WHAT TO WORK ON:
Count every line that has the word "ROTATE". Give the number, without anything more.

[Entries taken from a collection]

-----

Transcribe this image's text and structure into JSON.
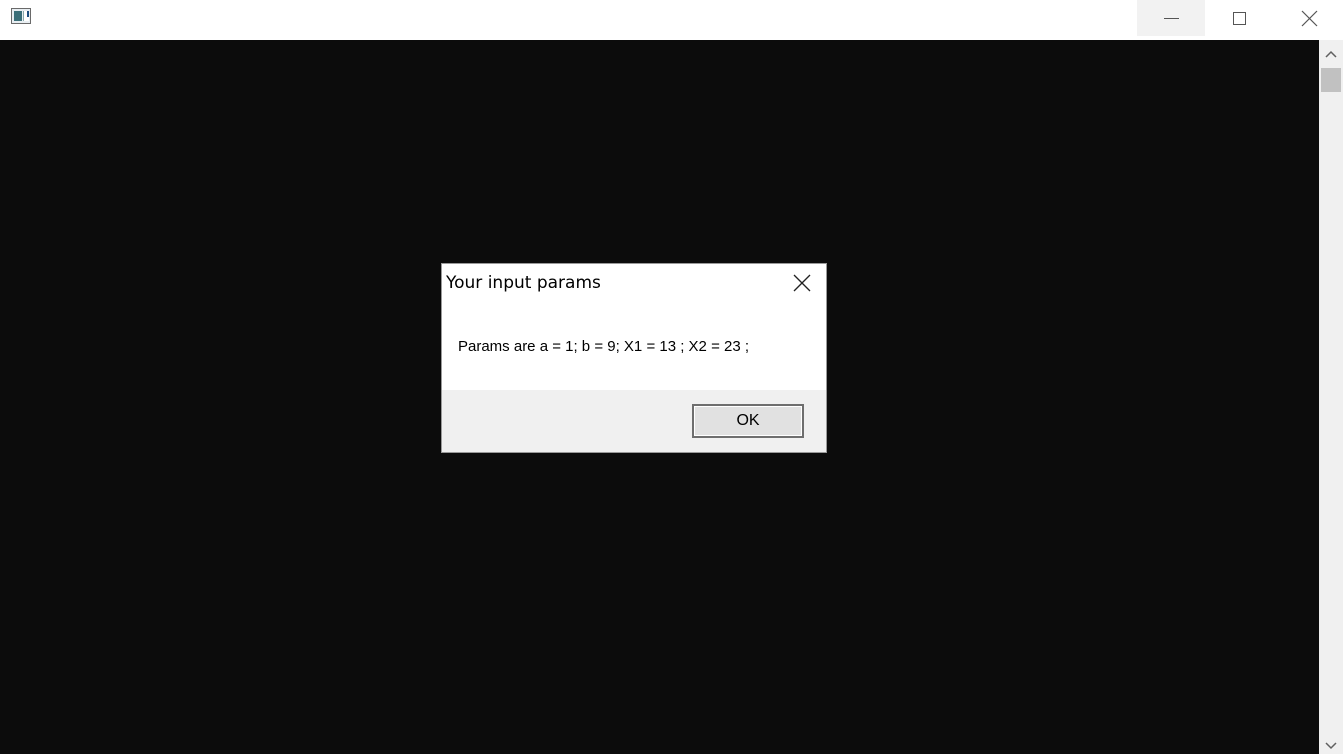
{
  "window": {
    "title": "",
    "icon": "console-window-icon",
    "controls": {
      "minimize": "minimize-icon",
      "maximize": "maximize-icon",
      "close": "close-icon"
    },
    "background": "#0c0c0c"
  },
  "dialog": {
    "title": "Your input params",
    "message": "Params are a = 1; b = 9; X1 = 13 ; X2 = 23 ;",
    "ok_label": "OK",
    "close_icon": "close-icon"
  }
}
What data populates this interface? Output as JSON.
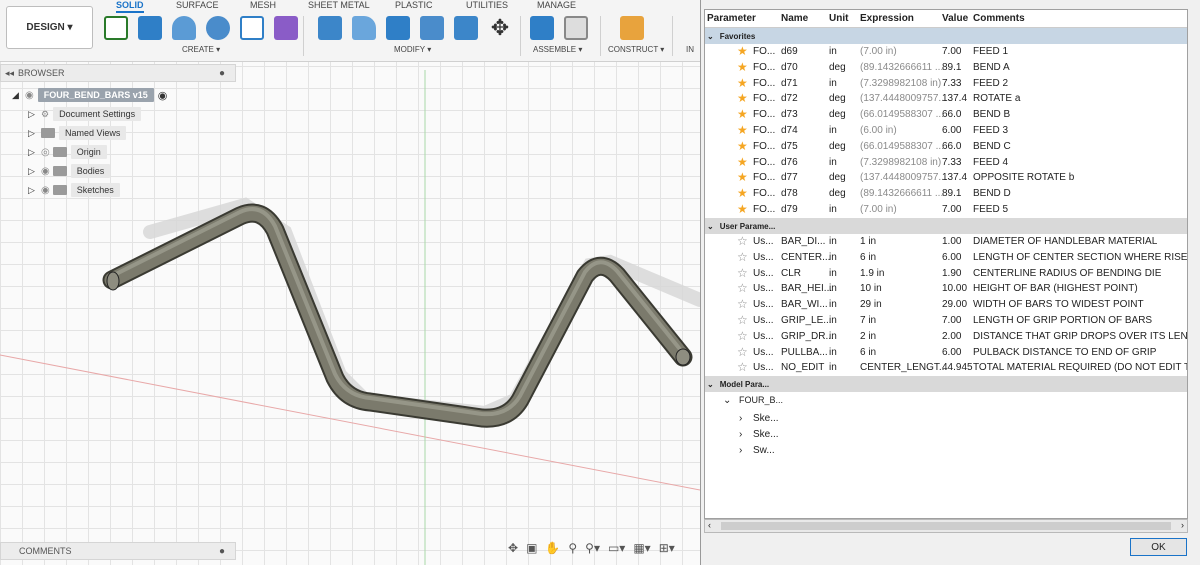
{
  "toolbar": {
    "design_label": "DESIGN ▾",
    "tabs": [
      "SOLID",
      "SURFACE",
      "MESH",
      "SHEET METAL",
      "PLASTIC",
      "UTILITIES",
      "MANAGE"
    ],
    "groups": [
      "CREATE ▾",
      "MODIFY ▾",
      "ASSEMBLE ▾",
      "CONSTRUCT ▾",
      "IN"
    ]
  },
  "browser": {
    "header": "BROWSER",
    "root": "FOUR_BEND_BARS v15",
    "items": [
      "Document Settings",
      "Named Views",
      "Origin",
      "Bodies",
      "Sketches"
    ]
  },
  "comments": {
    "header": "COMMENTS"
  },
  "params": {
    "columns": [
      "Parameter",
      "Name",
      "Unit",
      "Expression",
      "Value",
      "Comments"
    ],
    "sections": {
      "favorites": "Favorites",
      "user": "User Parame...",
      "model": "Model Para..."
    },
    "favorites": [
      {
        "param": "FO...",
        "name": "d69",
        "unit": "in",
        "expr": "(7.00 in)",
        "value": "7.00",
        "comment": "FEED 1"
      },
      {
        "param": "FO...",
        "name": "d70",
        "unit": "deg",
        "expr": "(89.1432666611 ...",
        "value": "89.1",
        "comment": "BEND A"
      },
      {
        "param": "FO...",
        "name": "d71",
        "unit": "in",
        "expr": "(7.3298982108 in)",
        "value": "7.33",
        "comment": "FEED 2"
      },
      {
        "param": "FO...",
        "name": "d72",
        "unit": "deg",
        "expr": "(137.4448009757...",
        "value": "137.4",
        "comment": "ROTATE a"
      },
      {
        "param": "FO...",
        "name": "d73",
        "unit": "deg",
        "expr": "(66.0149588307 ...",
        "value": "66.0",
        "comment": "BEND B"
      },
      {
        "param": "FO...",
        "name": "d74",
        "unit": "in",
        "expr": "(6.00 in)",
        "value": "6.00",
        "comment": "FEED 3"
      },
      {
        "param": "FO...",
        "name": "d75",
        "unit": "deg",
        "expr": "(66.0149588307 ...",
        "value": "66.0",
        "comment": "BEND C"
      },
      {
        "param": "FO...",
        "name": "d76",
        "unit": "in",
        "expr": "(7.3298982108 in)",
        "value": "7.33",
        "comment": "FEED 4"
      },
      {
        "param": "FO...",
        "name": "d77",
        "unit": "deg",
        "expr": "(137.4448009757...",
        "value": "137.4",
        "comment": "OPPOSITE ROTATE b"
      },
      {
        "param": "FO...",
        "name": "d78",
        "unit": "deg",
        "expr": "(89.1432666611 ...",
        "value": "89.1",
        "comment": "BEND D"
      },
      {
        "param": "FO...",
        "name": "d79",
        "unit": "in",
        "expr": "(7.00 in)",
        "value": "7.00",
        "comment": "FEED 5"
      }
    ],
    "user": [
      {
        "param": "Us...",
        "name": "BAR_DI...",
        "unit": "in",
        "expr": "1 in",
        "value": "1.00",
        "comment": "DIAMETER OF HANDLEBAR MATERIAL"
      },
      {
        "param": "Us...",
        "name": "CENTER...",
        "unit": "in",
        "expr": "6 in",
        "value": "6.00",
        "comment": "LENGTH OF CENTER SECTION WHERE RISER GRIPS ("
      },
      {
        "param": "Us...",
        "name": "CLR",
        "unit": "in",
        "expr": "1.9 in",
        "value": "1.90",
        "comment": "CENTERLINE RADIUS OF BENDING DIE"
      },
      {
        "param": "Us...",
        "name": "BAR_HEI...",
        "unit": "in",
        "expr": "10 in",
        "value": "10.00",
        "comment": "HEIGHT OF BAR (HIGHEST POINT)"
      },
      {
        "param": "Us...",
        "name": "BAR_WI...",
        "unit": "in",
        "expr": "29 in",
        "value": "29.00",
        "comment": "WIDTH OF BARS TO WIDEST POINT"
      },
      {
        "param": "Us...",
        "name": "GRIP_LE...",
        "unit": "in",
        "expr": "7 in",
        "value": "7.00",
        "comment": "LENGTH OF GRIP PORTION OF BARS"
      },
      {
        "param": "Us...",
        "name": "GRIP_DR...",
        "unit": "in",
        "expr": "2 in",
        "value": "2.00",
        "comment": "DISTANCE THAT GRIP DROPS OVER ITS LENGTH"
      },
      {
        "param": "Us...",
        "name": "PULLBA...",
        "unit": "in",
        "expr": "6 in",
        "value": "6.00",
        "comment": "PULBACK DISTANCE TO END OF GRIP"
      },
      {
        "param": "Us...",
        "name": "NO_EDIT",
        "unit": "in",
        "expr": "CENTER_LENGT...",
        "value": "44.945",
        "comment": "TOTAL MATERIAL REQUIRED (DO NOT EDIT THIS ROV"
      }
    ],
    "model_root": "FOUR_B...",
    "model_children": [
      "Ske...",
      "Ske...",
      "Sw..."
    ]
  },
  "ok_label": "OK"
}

-----

TASK ANSWER:
2